- Task instructions: Tell how many lines include the string "JSON". Answer with a single number.

+ + + + +

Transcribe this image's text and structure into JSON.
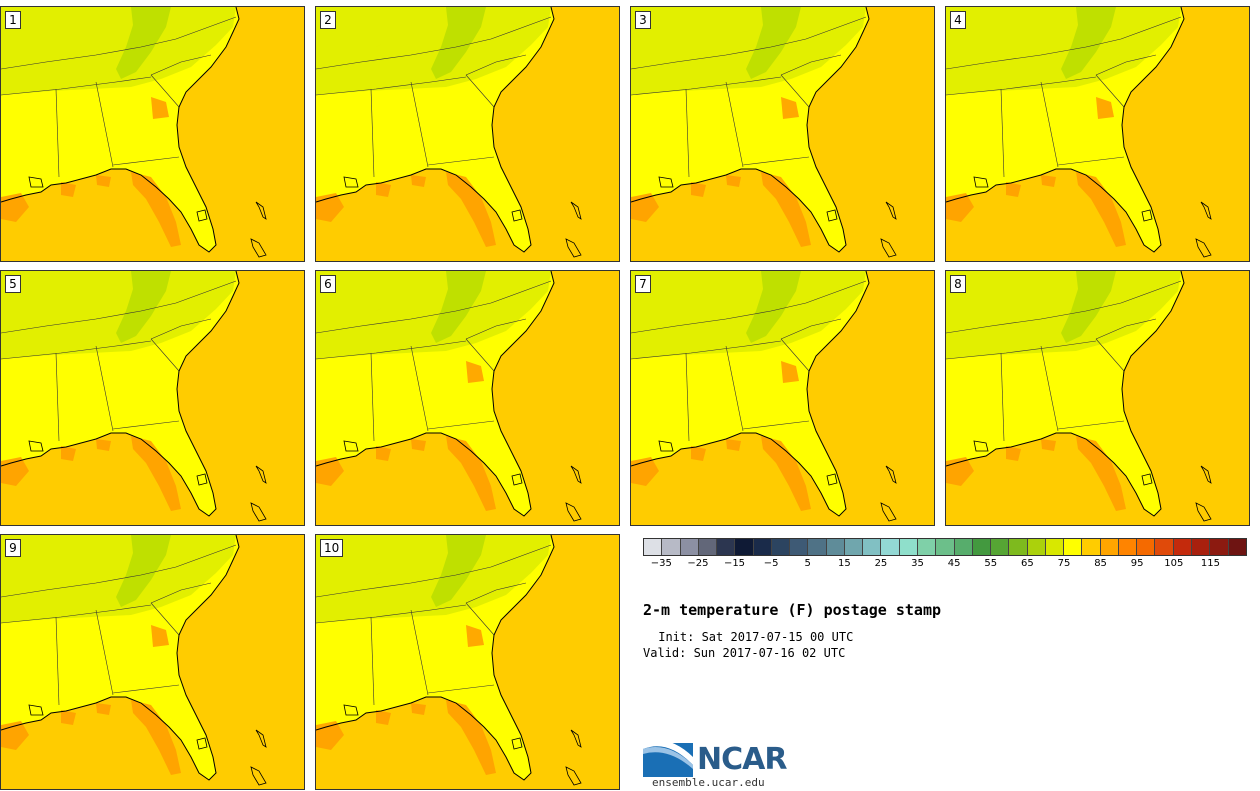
{
  "title": "2-m temperature (F) postage stamp",
  "init": " Init: Sat 2017-07-15 00 UTC",
  "valid": "Valid: Sun 2017-07-16 02 UTC",
  "panels": [
    {
      "label": "1"
    },
    {
      "label": "2"
    },
    {
      "label": "3"
    },
    {
      "label": "4"
    },
    {
      "label": "5"
    },
    {
      "label": "6"
    },
    {
      "label": "7"
    },
    {
      "label": "8"
    },
    {
      "label": "9"
    },
    {
      "label": "10"
    }
  ],
  "colorbar": {
    "colors": [
      "#dde0e6",
      "#b7bac6",
      "#8c90a3",
      "#626779",
      "#2c3650",
      "#0f1a35",
      "#1a2b4a",
      "#2c4460",
      "#3e5a75",
      "#4f7286",
      "#5f8c99",
      "#70a6ad",
      "#81c0c3",
      "#93d8d4",
      "#8fdfcb",
      "#7fd0a8",
      "#6cbf8a",
      "#57ad6c",
      "#43993f",
      "#56a534",
      "#7eba1e",
      "#abd10c",
      "#d8e800",
      "#ffff00",
      "#ffcc00",
      "#ffa500",
      "#ff8400",
      "#f56a00",
      "#e04a0a",
      "#c42a0c",
      "#a8200e",
      "#8c1a10",
      "#6e1412"
    ],
    "tick_labels": [
      "−35",
      "−25",
      "−15",
      "−5",
      "5",
      "15",
      "25",
      "35",
      "45",
      "55",
      "65",
      "75",
      "85",
      "95",
      "105",
      "115"
    ],
    "min": -40,
    "max": 125,
    "step": 5
  },
  "logo": {
    "name": "NCAR",
    "url": "ensemble.ucar.edu"
  },
  "palette": {
    "ocean": "#ffcc00",
    "warm": "#ffff00",
    "mild": "#e2ef00",
    "cool": "#bfe000",
    "hot": "#ffa000",
    "border": "#000000"
  }
}
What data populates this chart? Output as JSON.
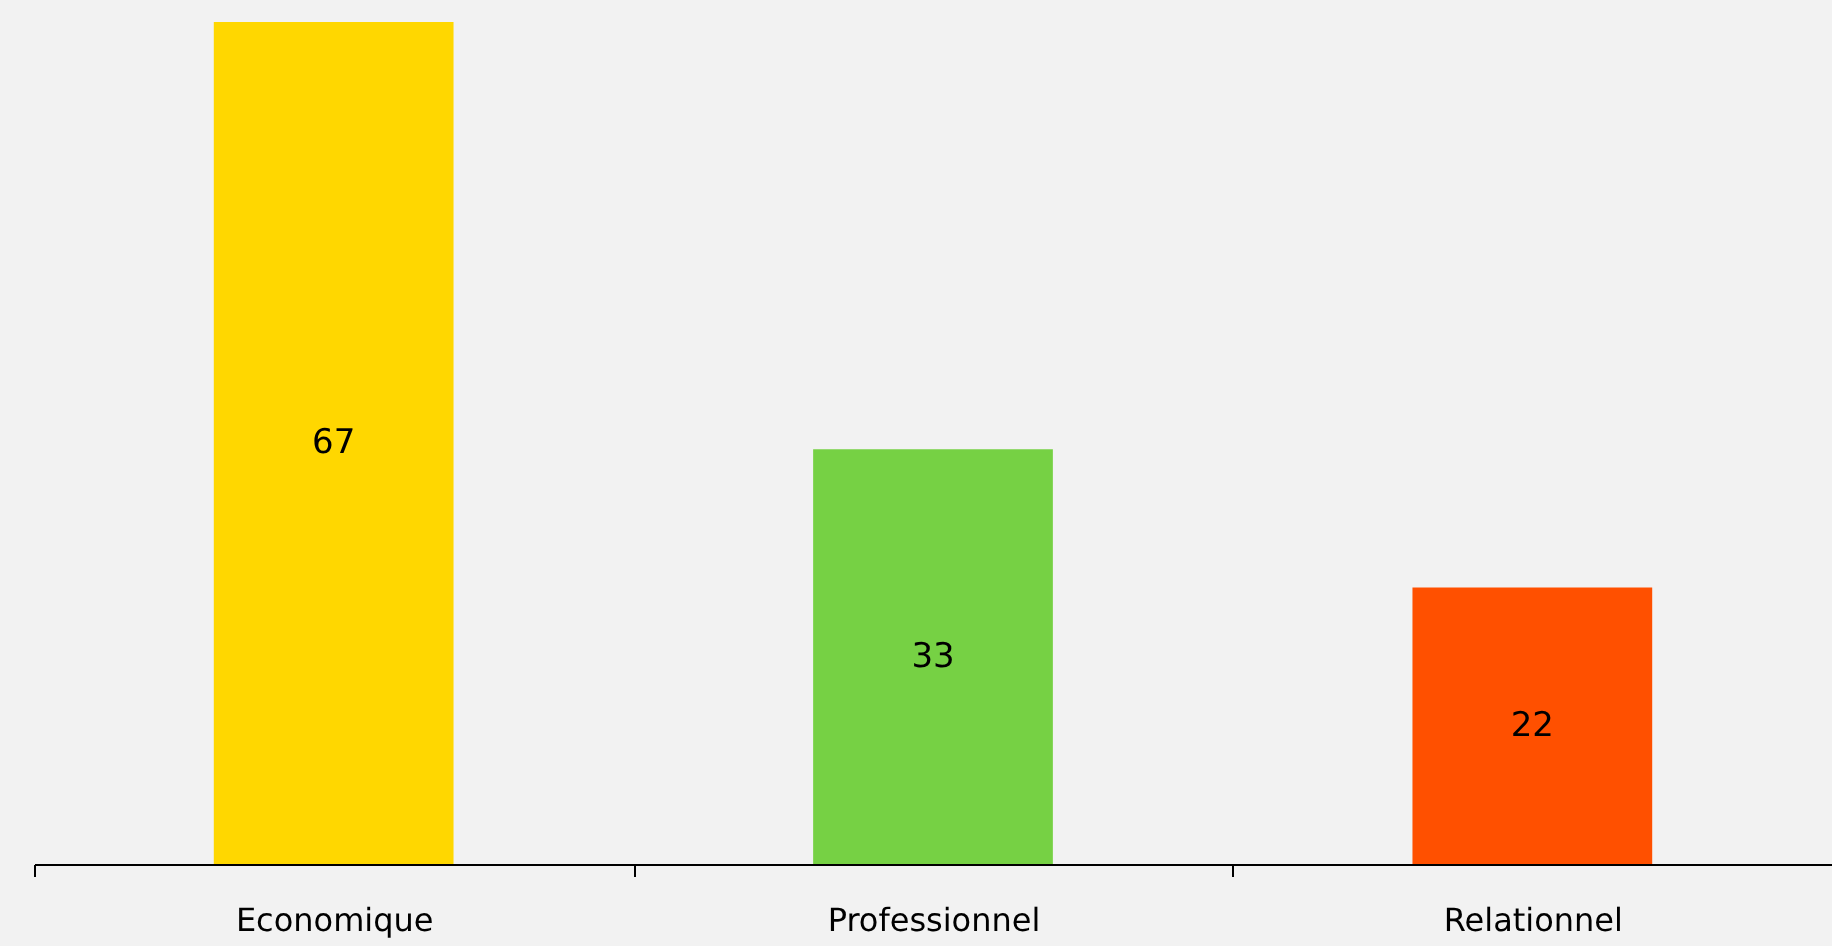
{
  "chart_data": {
    "type": "bar",
    "categories": [
      "Economique",
      "Professionnel",
      "Relationnel"
    ],
    "values": [
      67,
      33,
      22
    ],
    "colors": [
      "#ffd700",
      "#76d144",
      "#ff5000"
    ],
    "data_labels": true,
    "grid": false
  }
}
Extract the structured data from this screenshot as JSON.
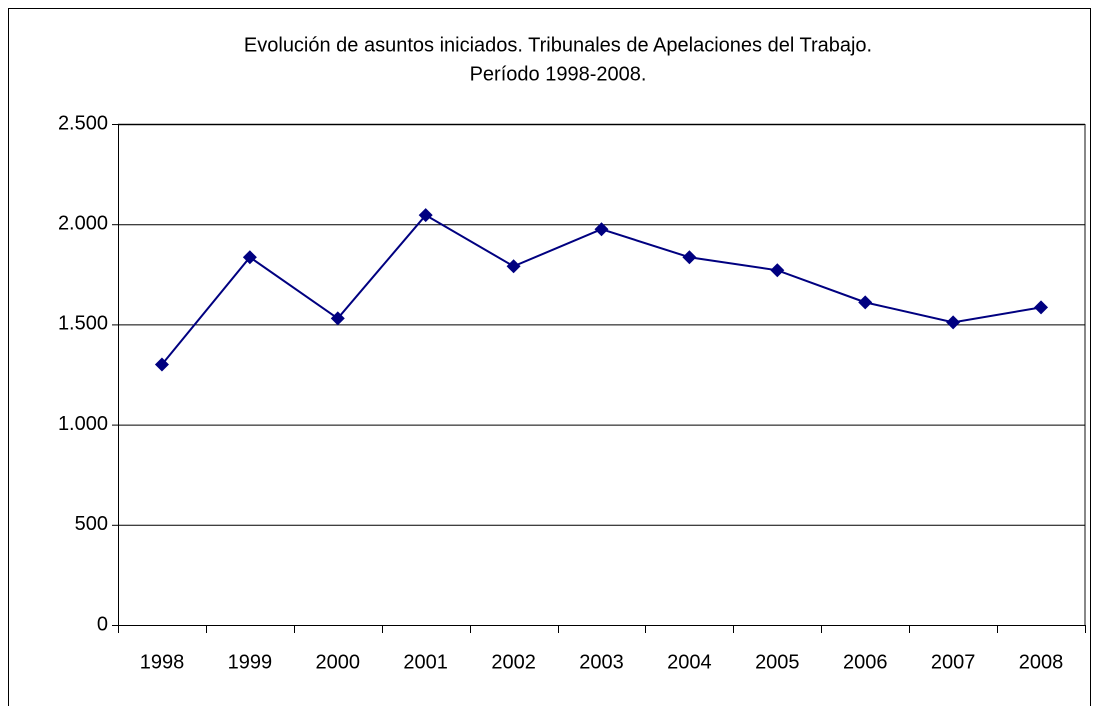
{
  "chart_data": {
    "type": "line",
    "title": [
      "Evolución de asuntos iniciados. Tribunales de Apelaciones del Trabajo.",
      "Período 1998-2008."
    ],
    "categories": [
      "1998",
      "1999",
      "2000",
      "2001",
      "2002",
      "2003",
      "2004",
      "2005",
      "2006",
      "2007",
      "2008"
    ],
    "series": [
      {
        "name": "Asuntos iniciados",
        "color": "#000080",
        "values": [
          1300,
          1835,
          1530,
          2045,
          1790,
          1975,
          1835,
          1770,
          1610,
          1510,
          1585
        ]
      }
    ],
    "ylim": [
      0,
      2500
    ],
    "yticks": [
      0,
      500,
      {
        "value": 1000,
        "label": "1.000"
      },
      {
        "value": 1500,
        "label": "1.500"
      },
      {
        "value": 2000,
        "label": "2.000"
      },
      {
        "value": 2500,
        "label": "2.500"
      }
    ],
    "grid": true
  }
}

+ + + + +

- Solution for this exercise: 3